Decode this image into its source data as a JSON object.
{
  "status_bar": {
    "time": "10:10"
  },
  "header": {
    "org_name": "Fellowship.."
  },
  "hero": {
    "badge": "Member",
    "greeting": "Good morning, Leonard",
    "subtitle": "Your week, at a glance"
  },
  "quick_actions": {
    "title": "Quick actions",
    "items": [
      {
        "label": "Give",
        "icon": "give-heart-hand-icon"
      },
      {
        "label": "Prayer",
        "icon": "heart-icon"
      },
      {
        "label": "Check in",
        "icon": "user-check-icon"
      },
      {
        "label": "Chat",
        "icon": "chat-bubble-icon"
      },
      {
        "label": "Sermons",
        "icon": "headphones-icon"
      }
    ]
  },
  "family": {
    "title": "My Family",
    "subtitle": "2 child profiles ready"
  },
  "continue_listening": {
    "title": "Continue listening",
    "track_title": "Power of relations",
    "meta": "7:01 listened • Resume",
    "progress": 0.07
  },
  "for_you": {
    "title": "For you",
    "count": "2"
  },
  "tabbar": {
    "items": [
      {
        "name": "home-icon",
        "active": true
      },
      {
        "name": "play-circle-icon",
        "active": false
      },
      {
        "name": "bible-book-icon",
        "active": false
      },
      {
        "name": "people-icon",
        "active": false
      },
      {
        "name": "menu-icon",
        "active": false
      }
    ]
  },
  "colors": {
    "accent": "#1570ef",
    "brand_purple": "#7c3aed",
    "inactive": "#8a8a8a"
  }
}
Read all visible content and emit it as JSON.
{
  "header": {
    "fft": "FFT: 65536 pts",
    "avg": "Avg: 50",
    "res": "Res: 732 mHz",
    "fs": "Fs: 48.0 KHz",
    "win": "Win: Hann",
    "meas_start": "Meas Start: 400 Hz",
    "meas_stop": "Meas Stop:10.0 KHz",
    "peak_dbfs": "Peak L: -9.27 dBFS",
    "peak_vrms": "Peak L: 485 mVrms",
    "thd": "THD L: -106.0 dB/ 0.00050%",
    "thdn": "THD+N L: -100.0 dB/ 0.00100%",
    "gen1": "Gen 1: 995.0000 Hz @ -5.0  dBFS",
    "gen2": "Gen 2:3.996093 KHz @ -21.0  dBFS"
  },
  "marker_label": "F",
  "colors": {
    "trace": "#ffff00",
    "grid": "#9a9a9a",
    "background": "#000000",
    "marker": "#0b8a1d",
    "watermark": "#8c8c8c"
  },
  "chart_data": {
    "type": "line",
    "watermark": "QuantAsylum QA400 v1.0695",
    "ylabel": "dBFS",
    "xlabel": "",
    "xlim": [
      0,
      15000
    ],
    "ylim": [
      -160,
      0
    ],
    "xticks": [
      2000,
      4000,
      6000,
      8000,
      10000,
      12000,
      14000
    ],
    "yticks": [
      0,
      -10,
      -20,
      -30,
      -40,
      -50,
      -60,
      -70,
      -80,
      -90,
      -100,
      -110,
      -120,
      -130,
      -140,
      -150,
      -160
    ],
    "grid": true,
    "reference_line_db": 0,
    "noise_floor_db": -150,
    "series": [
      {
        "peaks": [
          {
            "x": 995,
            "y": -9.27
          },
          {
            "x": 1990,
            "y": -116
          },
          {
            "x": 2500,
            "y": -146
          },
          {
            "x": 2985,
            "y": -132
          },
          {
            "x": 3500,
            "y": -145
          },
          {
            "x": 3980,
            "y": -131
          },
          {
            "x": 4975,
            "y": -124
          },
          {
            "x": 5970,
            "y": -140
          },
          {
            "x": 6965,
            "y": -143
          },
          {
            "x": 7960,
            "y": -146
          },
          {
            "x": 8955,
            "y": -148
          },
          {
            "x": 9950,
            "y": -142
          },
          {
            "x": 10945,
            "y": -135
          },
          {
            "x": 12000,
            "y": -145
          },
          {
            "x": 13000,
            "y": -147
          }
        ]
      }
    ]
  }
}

· · · ·

| What to produce |
Make an exact copy of the data above.

| Complete answer |
Decode this image into its source data as a JSON object.
{
  "status_bar": {
    "time": "10:10"
  },
  "header": {
    "org_name": "Fellowship.."
  },
  "hero": {
    "badge": "Member",
    "greeting": "Good morning, Leonard",
    "subtitle": "Your week, at a glance"
  },
  "quick_actions": {
    "title": "Quick actions",
    "items": [
      {
        "label": "Give",
        "icon": "give-heart-hand-icon"
      },
      {
        "label": "Prayer",
        "icon": "heart-icon"
      },
      {
        "label": "Check in",
        "icon": "user-check-icon"
      },
      {
        "label": "Chat",
        "icon": "chat-bubble-icon"
      },
      {
        "label": "Sermons",
        "icon": "headphones-icon"
      }
    ]
  },
  "family": {
    "title": "My Family",
    "subtitle": "2 child profiles ready"
  },
  "continue_listening": {
    "title": "Continue listening",
    "track_title": "Power of relations",
    "meta": "7:01 listened • Resume",
    "progress": 0.07
  },
  "for_you": {
    "title": "For you",
    "count": "2"
  },
  "tabbar": {
    "items": [
      {
        "name": "home-icon",
        "active": true
      },
      {
        "name": "play-circle-icon",
        "active": false
      },
      {
        "name": "bible-book-icon",
        "active": false
      },
      {
        "name": "people-icon",
        "active": false
      },
      {
        "name": "menu-icon",
        "active": false
      }
    ]
  },
  "colors": {
    "accent": "#1570ef",
    "brand_purple": "#7c3aed",
    "inactive": "#8a8a8a"
  }
}
Read all visible content and emit it as JSON.
{
  "header": {
    "fft": "FFT: 65536 pts",
    "avg": "Avg: 50",
    "res": "Res: 732 mHz",
    "fs": "Fs: 48.0 KHz",
    "win": "Win: Hann",
    "meas_start": "Meas Start: 400 Hz",
    "meas_stop": "Meas Stop:10.0 KHz",
    "peak_dbfs": "Peak L: -9.27 dBFS",
    "peak_vrms": "Peak L: 485 mVrms",
    "thd": "THD L: -106.0 dB/ 0.00050%",
    "thdn": "THD+N L: -100.0 dB/ 0.00100%",
    "gen1": "Gen 1: 995.0000 Hz @ -5.0  dBFS",
    "gen2": "Gen 2:3.996093 KHz @ -21.0  dBFS"
  },
  "marker_label": "F",
  "colors": {
    "trace": "#ffff00",
    "grid": "#9a9a9a",
    "background": "#000000",
    "marker": "#0b8a1d",
    "watermark": "#8c8c8c"
  },
  "chart_data": {
    "type": "line",
    "watermark": "QuantAsylum QA400 v1.0695",
    "ylabel": "dBFS",
    "xlabel": "",
    "xlim": [
      0,
      15000
    ],
    "ylim": [
      -160,
      0
    ],
    "xticks": [
      2000,
      4000,
      6000,
      8000,
      10000,
      12000,
      14000
    ],
    "yticks": [
      0,
      -10,
      -20,
      -30,
      -40,
      -50,
      -60,
      -70,
      -80,
      -90,
      -100,
      -110,
      -120,
      -130,
      -140,
      -150,
      -160
    ],
    "grid": true,
    "reference_line_db": 0,
    "noise_floor_db": -150,
    "series": [
      {
        "peaks": [
          {
            "x": 995,
            "y": -9.27
          },
          {
            "x": 1990,
            "y": -116
          },
          {
            "x": 2500,
            "y": -146
          },
          {
            "x": 2985,
            "y": -132
          },
          {
            "x": 3500,
            "y": -145
          },
          {
            "x": 3980,
            "y": -131
          },
          {
            "x": 4975,
            "y": -124
          },
          {
            "x": 5970,
            "y": -140
          },
          {
            "x": 6965,
            "y": -143
          },
          {
            "x": 7960,
            "y": -146
          },
          {
            "x": 8955,
            "y": -148
          },
          {
            "x": 9950,
            "y": -142
          },
          {
            "x": 10945,
            "y": -135
          },
          {
            "x": 12000,
            "y": -145
          },
          {
            "x": 13000,
            "y": -147
          }
        ]
      }
    ]
  }
}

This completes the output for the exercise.